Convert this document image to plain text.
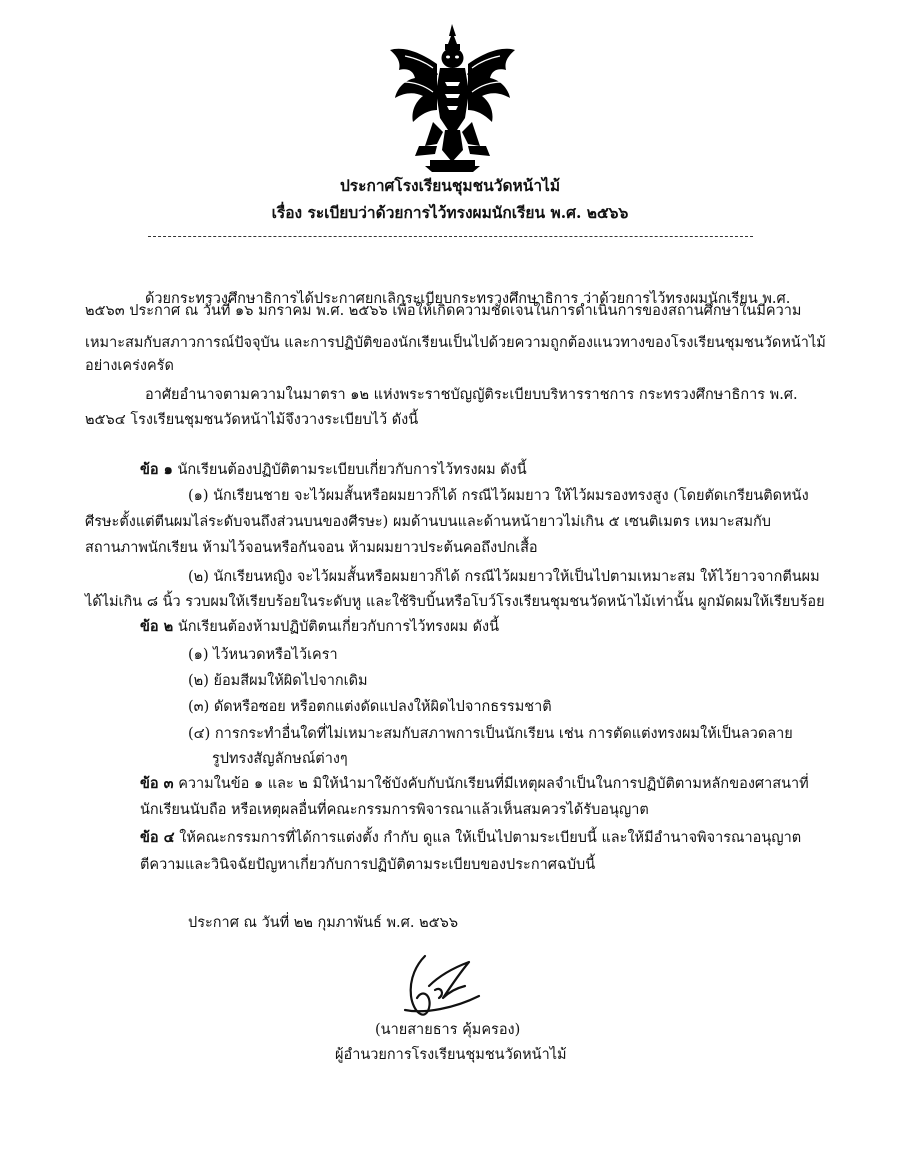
ประกาศโรงเรียนชุมชนวัดหน้าไม้
เรื่อง ระเบียบว่าด้วยการไว้ทรงผมนักเรียน พ.ศ. ๒๕๖๖
ด้วยกระทรวงศึกษาธิการได้ประกาศยกเลิกระเบียบกระทรวงศึกษาธิการ ว่าด้วยการไว้ทรงผมนักเรียน พ.ศ.
๒๕๖๓ ประกาศ ณ วันที่ ๑๖ มกราคม พ.ศ. ๒๕๖๖ เพื่อให้เกิดความชัดเจนในการดำเนินการของสถานศึกษาในมีความ
เหมาะสมกับสภาวการณ์ปัจจุบัน และการปฏิบัติของนักเรียนเป็นไปด้วยความถูกต้องแนวทางของโรงเรียนชุมชนวัดหน้าไม้
อย่างเคร่งครัด
อาศัยอำนาจตามความในมาตรา ๑๒ แห่งพระราชบัญญัติระเบียบบริหารราชการ กระทรวงศึกษาธิการ พ.ศ.
๒๕๖๔ โรงเรียนชุมชนวัดหน้าไม้จึงวางระเบียบไว้ ดังนี้
ข้อ ๑ นักเรียนต้องปฏิบัติตามระเบียบเกี่ยวกับการไว้ทรงผม ดังนี้
(๑) นักเรียนชาย จะไว้ผมสั้นหรือผมยาวก็ได้ กรณีไว้ผมยาว ให้ไว้ผมรองทรงสูง (โดยตัดเกรียนติดหนัง
ศีรษะตั้งแต่ตีนผมไล่ระดับจนถึงส่วนบนของศีรษะ) ผมด้านบนและด้านหน้ายาวไม่เกิน ๕ เซนติเมตร เหมาะสมกับ
สถานภาพนักเรียน ห้ามไว้จอนหรือกันจอน ห้ามผมยาวประต้นคอถึงปกเสื้อ
(๒) นักเรียนหญิง จะไว้ผมสั้นหรือผมยาวก็ได้ กรณีไว้ผมยาวให้เป็นไปตามเหมาะสม ให้ไว้ยาวจากตีนผม
ได้ไม่เกิน ๘ นิ้ว รวบผมให้เรียบร้อยในระดับหู และใช้ริบบิ้นหรือโบว์โรงเรียนชุมชนวัดหน้าไม้เท่านั้น ผูกมัดผมให้เรียบร้อย
ข้อ ๒ นักเรียนต้องห้ามปฏิบัติตนเกี่ยวกับการไว้ทรงผม ดังนี้
(๑) ไว้หนวดหรือไว้เครา
(๒) ย้อมสีผมให้ผิดไปจากเดิม
(๓) ดัดหรือซอย หรือตกแต่งดัดแปลงให้ผิดไปจากธรรมชาติ
(๔) การกระทำอื่นใดที่ไม่เหมาะสมกับสภาพการเป็นนักเรียน เช่น การตัดแต่งทรงผมให้เป็นลวดลาย
รูปทรงสัญลักษณ์ต่างๆ
ข้อ ๓ ความในข้อ ๑ และ ๒ มิให้นำมาใช้บังคับกับนักเรียนที่มีเหตุผลจำเป็นในการปฏิบัติตามหลักของศาสนาที่
นักเรียนนับถือ หรือเหตุผลอื่นที่คณะกรรมการพิจารณาแล้วเห็นสมควรได้รับอนุญาต
ข้อ ๔ ให้คณะกรรมการที่ได้การแต่งตั้ง กำกับ ดูแล ให้เป็นไปตามระเบียบนี้ และให้มีอำนาจพิจารณาอนุญาต
ตีความและวินิจฉัยปัญหาเกี่ยวกับการปฏิบัติตามระเบียบของประกาศฉบับนี้
ประกาศ ณ วันที่ ๒๒ กุมภาพันธ์ พ.ศ. ๒๕๖๖
(นายสายธาร คุ้มครอง)
ผู้อำนวยการโรงเรียนชุมชนวัดหน้าไม้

● ● ● ● ● ● ●

- [What to work on] Return each line where "ทรงผมน" shows up.

- [The solution]
เรื่อง ระเบียบว่าด้วยการไว้ทรงผมนักเรียน พ.ศ. ๒๕๖๖
ด้วยกระทรวงศึกษาธิการได้ประกาศยกเลิกระเบียบกระทรวงศึกษาธิการ ว่าด้วยการไว้ทรงผมนักเรียน พ.ศ.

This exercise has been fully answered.